Exercise goal ▸
Report every line of the records below that includes the string "this".

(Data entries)
::::::::::

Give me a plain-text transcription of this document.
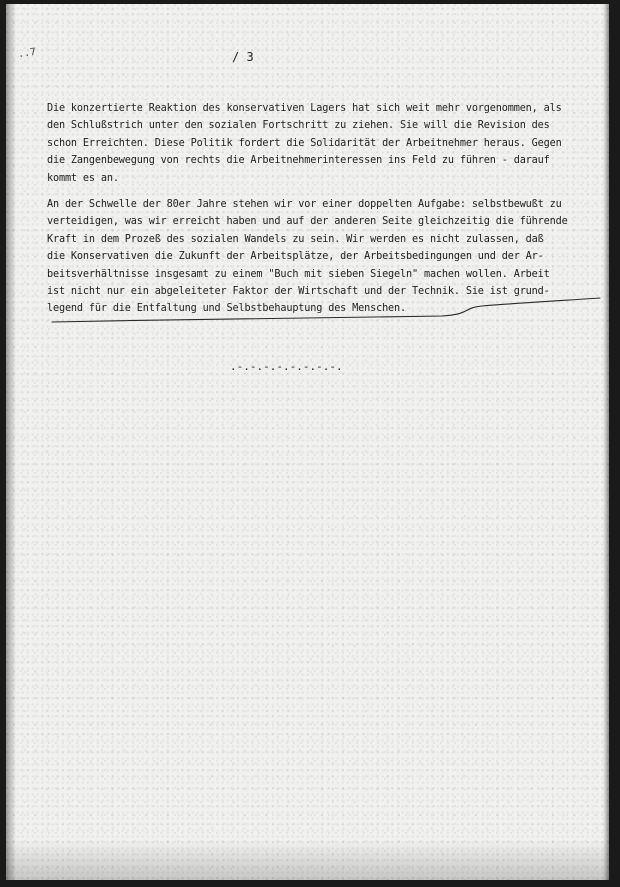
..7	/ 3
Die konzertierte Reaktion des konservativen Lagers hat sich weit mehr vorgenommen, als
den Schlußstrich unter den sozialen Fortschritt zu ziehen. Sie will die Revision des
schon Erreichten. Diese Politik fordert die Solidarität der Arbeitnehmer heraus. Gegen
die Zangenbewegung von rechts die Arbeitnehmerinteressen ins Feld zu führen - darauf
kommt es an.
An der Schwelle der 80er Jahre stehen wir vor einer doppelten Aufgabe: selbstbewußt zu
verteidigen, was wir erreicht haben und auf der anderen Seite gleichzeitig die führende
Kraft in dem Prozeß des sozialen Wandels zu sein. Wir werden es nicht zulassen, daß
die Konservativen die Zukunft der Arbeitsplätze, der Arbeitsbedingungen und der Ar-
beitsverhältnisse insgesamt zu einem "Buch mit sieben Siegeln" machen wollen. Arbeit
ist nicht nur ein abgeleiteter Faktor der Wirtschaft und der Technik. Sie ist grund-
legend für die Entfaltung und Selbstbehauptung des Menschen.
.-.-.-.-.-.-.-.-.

::::::::::

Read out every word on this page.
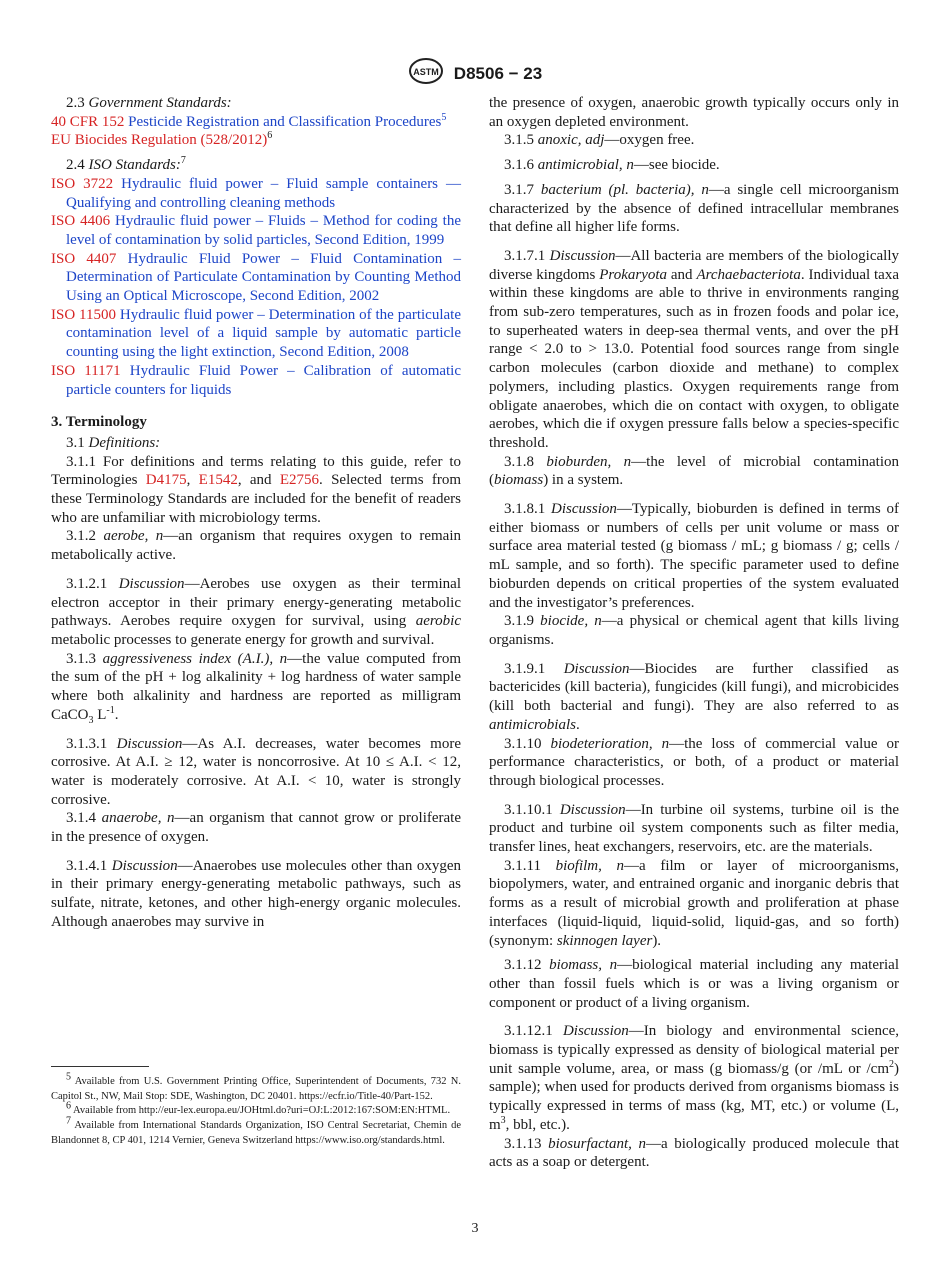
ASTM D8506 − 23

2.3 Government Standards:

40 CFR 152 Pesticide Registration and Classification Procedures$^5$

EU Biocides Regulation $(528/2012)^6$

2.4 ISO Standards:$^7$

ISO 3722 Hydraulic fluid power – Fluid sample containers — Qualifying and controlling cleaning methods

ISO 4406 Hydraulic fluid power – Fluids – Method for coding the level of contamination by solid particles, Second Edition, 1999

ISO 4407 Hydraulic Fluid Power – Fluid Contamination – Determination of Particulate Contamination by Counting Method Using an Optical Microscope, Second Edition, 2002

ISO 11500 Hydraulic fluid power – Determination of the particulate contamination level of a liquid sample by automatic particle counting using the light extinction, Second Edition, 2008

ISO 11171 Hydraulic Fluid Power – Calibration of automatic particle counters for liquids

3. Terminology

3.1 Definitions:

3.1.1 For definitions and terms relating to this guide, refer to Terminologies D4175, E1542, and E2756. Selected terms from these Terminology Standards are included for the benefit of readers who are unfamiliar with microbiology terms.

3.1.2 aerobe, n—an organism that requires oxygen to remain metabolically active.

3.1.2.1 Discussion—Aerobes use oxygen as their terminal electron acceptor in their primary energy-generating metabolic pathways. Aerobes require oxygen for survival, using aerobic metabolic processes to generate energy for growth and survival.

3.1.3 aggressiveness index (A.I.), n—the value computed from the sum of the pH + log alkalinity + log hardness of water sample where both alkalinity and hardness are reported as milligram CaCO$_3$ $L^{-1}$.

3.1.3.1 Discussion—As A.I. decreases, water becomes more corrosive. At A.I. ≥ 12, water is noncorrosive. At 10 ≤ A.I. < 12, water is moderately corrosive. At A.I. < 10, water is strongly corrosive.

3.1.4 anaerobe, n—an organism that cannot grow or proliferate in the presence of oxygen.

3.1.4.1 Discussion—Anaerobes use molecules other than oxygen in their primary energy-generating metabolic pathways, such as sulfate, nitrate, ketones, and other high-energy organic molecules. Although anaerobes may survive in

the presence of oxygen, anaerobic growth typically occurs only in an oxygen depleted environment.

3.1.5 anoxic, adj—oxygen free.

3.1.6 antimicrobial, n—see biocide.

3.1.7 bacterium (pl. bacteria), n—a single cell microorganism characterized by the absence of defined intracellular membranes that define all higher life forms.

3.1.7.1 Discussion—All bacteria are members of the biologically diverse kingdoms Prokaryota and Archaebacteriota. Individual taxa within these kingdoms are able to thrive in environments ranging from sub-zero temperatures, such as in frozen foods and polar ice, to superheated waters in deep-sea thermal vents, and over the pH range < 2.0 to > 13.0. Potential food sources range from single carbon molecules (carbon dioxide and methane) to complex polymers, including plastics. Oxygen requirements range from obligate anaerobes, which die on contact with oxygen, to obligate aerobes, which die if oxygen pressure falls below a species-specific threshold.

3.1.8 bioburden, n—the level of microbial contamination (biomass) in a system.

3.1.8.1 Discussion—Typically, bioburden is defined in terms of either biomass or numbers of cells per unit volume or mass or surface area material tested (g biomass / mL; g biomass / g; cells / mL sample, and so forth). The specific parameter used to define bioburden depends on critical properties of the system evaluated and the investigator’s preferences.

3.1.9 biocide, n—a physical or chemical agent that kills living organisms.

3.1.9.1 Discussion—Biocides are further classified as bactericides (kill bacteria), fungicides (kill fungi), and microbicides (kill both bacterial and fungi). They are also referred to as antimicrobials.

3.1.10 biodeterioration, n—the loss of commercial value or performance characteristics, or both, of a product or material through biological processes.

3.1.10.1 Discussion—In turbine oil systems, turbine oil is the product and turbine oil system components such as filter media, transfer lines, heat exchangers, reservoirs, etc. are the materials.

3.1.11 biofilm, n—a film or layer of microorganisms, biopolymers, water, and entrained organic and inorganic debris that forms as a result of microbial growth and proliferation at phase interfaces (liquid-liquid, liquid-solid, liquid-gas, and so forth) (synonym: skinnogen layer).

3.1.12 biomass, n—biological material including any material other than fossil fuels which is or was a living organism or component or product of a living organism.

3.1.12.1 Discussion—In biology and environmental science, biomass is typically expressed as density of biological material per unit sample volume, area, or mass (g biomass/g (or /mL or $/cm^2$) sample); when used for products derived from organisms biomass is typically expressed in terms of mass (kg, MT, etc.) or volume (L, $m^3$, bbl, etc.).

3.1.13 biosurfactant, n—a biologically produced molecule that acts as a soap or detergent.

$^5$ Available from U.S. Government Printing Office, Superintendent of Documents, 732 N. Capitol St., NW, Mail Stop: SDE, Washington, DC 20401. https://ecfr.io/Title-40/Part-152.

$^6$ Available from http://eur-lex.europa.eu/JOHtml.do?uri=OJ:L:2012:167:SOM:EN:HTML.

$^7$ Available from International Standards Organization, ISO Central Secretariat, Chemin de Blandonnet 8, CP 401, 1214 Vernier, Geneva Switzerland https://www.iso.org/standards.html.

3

::::::::::

Result of the task ▸
Give me a plain-text transcription of this document.
Read out every word on this page.
3.1.1 For definitions and terms relating to this guide, refer to Terminologies D4175, E1542, and E2756. Selected terms from these Terminology Standards are included for the benefit of readers who are unfamiliar with microbiology terms.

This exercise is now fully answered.